[Stored entries]
+---+

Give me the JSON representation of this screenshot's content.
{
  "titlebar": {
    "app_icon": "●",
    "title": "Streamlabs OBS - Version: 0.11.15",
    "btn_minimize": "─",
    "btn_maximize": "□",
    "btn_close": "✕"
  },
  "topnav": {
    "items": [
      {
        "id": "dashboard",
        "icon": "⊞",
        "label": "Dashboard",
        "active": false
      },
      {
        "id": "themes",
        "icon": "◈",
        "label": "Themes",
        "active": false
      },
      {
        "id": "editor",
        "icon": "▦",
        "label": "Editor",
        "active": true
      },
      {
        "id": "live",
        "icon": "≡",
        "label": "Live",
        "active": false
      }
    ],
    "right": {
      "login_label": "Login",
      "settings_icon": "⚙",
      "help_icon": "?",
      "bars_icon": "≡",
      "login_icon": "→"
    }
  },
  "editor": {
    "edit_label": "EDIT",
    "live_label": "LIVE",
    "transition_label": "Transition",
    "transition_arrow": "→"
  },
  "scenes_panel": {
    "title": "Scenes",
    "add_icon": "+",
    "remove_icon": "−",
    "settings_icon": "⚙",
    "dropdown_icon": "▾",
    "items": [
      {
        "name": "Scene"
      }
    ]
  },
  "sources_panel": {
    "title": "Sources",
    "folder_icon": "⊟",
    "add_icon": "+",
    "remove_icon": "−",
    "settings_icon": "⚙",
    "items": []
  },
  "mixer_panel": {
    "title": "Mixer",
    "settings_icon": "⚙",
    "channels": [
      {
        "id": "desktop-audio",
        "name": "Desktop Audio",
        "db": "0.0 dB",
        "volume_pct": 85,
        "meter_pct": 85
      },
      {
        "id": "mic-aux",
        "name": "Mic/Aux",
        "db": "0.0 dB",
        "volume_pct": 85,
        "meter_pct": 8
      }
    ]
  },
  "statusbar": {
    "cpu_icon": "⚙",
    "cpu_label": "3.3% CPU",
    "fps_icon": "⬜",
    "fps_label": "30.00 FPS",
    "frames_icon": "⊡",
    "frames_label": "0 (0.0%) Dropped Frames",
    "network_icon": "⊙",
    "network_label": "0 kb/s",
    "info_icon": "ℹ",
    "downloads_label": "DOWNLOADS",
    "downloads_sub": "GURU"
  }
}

+---+

— What you are asked to do —
Each entry above needs to be retyped exactly.

— The solution —
Give me the JSON representation of this screenshot's content.
{
  "titlebar": {
    "app_icon": "●",
    "title": "Streamlabs OBS - Version: 0.11.15",
    "btn_minimize": "─",
    "btn_maximize": "□",
    "btn_close": "✕"
  },
  "topnav": {
    "items": [
      {
        "id": "dashboard",
        "icon": "⊞",
        "label": "Dashboard",
        "active": false
      },
      {
        "id": "themes",
        "icon": "◈",
        "label": "Themes",
        "active": false
      },
      {
        "id": "editor",
        "icon": "▦",
        "label": "Editor",
        "active": true
      },
      {
        "id": "live",
        "icon": "≡",
        "label": "Live",
        "active": false
      }
    ],
    "right": {
      "login_label": "Login",
      "settings_icon": "⚙",
      "help_icon": "?",
      "bars_icon": "≡",
      "login_icon": "→"
    }
  },
  "editor": {
    "edit_label": "EDIT",
    "live_label": "LIVE",
    "transition_label": "Transition",
    "transition_arrow": "→"
  },
  "scenes_panel": {
    "title": "Scenes",
    "add_icon": "+",
    "remove_icon": "−",
    "settings_icon": "⚙",
    "dropdown_icon": "▾",
    "items": [
      {
        "name": "Scene"
      }
    ]
  },
  "sources_panel": {
    "title": "Sources",
    "folder_icon": "⊟",
    "add_icon": "+",
    "remove_icon": "−",
    "settings_icon": "⚙",
    "items": []
  },
  "mixer_panel": {
    "title": "Mixer",
    "settings_icon": "⚙",
    "channels": [
      {
        "id": "desktop-audio",
        "name": "Desktop Audio",
        "db": "0.0 dB",
        "volume_pct": 85,
        "meter_pct": 85
      },
      {
        "id": "mic-aux",
        "name": "Mic/Aux",
        "db": "0.0 dB",
        "volume_pct": 85,
        "meter_pct": 8
      }
    ]
  },
  "statusbar": {
    "cpu_icon": "⚙",
    "cpu_label": "3.3% CPU",
    "fps_icon": "⬜",
    "fps_label": "30.00 FPS",
    "frames_icon": "⊡",
    "frames_label": "0 (0.0%) Dropped Frames",
    "network_icon": "⊙",
    "network_label": "0 kb/s",
    "info_icon": "ℹ",
    "downloads_label": "DOWNLOADS",
    "downloads_sub": "GURU"
  }
}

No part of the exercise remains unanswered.